**TASK DIRECTIONS:** Gather up every line from the entries below that uses the word "angle".

**SUPPLIED RECORDS:**
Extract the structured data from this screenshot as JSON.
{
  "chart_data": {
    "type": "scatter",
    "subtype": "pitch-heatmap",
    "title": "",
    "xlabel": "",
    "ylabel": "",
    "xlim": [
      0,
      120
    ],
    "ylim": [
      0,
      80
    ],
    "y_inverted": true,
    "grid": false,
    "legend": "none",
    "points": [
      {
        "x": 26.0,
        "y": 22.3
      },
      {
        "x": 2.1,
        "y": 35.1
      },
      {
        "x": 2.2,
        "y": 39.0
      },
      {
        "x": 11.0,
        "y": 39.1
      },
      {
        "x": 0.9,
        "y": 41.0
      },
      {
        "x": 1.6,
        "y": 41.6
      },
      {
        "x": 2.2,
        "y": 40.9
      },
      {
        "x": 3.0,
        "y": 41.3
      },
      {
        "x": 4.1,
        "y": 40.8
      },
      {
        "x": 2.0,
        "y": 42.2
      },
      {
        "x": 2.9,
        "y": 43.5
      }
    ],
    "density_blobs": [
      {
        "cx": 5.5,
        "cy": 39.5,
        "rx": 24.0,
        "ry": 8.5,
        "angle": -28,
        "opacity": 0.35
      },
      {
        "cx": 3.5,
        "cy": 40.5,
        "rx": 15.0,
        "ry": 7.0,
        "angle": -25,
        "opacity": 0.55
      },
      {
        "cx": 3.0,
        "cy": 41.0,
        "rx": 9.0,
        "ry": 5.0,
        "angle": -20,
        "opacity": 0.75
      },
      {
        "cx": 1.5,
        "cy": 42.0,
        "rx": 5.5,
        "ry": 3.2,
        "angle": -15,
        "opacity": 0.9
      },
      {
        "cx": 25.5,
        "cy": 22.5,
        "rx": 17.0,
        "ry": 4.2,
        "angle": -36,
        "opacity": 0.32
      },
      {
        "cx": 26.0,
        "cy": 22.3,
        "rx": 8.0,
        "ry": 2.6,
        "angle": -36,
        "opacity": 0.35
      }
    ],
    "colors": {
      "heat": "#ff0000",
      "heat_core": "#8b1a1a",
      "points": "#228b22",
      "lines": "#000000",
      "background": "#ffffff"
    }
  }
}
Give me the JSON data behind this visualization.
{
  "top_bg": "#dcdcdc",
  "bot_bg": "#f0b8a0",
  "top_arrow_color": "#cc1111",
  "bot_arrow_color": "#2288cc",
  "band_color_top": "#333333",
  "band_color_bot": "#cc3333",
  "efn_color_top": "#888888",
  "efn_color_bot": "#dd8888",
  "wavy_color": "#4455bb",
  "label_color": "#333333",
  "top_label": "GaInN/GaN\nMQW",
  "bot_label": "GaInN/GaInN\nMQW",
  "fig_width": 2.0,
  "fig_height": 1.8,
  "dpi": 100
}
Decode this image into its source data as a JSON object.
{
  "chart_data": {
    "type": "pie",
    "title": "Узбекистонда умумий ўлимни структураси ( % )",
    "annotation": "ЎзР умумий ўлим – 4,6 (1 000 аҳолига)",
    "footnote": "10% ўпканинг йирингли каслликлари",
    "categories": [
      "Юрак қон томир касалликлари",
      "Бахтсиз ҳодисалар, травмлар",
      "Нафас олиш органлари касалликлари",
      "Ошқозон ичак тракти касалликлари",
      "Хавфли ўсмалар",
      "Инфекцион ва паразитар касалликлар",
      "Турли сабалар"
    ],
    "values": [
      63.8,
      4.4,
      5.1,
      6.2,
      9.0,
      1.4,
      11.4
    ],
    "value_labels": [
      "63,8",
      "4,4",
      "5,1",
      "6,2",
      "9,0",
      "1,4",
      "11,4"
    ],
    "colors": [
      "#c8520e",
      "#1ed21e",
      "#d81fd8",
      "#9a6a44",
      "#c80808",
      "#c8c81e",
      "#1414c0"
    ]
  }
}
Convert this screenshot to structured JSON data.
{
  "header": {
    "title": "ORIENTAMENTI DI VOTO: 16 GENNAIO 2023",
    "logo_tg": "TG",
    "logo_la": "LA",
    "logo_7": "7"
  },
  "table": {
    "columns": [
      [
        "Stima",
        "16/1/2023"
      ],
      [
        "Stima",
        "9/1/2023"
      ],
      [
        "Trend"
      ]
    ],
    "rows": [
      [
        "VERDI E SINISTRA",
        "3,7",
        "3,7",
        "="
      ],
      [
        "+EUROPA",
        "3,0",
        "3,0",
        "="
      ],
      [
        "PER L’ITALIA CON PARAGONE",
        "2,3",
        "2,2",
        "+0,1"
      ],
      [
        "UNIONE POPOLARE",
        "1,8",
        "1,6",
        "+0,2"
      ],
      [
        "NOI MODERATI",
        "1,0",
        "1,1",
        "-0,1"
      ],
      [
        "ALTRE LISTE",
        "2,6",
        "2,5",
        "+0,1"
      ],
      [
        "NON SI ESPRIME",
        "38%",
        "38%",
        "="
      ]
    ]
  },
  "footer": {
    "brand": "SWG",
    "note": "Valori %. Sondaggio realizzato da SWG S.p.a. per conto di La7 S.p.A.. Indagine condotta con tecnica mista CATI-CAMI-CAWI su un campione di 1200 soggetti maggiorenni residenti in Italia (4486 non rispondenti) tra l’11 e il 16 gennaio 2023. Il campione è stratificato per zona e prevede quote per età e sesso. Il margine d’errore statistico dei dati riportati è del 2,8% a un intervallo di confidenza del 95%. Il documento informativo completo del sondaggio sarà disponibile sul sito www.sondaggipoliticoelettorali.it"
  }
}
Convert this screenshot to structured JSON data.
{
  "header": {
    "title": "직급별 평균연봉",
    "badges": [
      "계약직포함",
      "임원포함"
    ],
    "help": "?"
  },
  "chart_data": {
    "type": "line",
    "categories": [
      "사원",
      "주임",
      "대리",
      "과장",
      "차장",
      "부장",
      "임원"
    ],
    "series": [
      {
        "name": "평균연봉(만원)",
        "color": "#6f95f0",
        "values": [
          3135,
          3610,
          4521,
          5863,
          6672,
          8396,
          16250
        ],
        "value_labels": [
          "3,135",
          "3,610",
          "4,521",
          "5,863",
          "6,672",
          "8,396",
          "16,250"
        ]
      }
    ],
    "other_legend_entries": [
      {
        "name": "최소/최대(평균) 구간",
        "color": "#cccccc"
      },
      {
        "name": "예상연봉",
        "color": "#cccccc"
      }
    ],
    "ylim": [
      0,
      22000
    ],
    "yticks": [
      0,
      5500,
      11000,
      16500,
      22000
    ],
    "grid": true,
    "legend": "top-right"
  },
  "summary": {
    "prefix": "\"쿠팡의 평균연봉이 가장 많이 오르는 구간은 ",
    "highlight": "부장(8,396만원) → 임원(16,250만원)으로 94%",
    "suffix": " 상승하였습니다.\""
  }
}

**REPLY TO THE EXERCISE:**
        "angle": -28,
        "angle": -25,
        "angle": -20,
        "angle": -15,
        "angle": -36,
        "angle": -36,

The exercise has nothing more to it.